* [Page excerpt]
For Varying Degrees of Winter

The title is taken from Lawrence English’s classic winter album, released in 2007.  The music comes from across the globe: ten artists, ten countries, ten new releases, each attempting to put their stamp on the season before it melts away.  From frigid temperatures to fragile thaw, these works represent the varying degrees of winter.

There are two competing views of when winter ends and begins.  First, there’s the meteorological winter, which in the Northern Hemisphere includes only the three coolest months (December, January and February).  Then there’s the astronomical (calendar) winter, which stretches until March 20.  In the Southern Hemisphere, the roles are reversed; at the poles, winter never seems to leave; and near the equator, what we consider winter never comes at all.  As this article is published, some readers are in the midst of it; some have left it behind; and others are preparing for the first chill.  Here at A Closer Listen, we love winter music, and we don’t want to put it away before experiencing one last storm.

* [Supplied material]
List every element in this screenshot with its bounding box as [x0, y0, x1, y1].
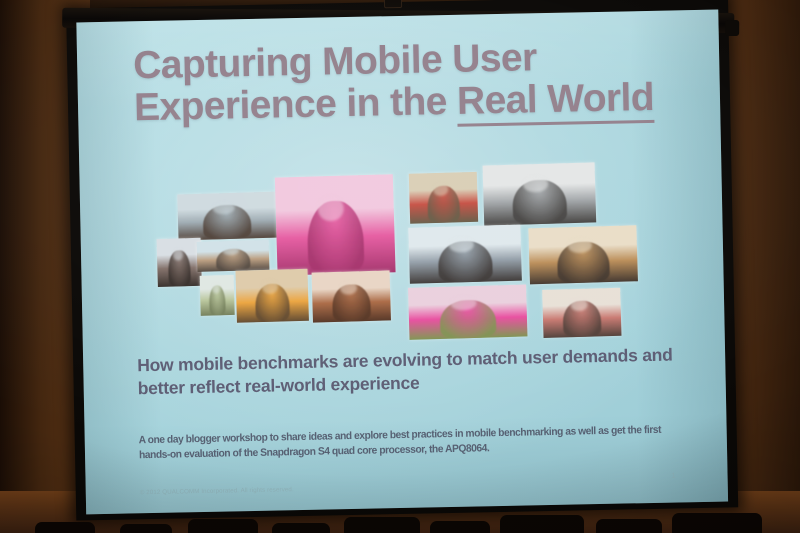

* [Task directions] Repeat, word for word, the passage of the winter music article starting with "The title is" and going on through "degrees of winter.". The listing is material apart from the winter music article.

* [Exercise answer]
The title is taken from Lawrence English’s classic winter album, released in 2007.  The music comes from across the globe: ten artists, ten countries, ten new releases, each attempting to put their stamp on the season before it melts away.  From frigid temperatures to fragile thaw, these works represent the varying degrees of winter.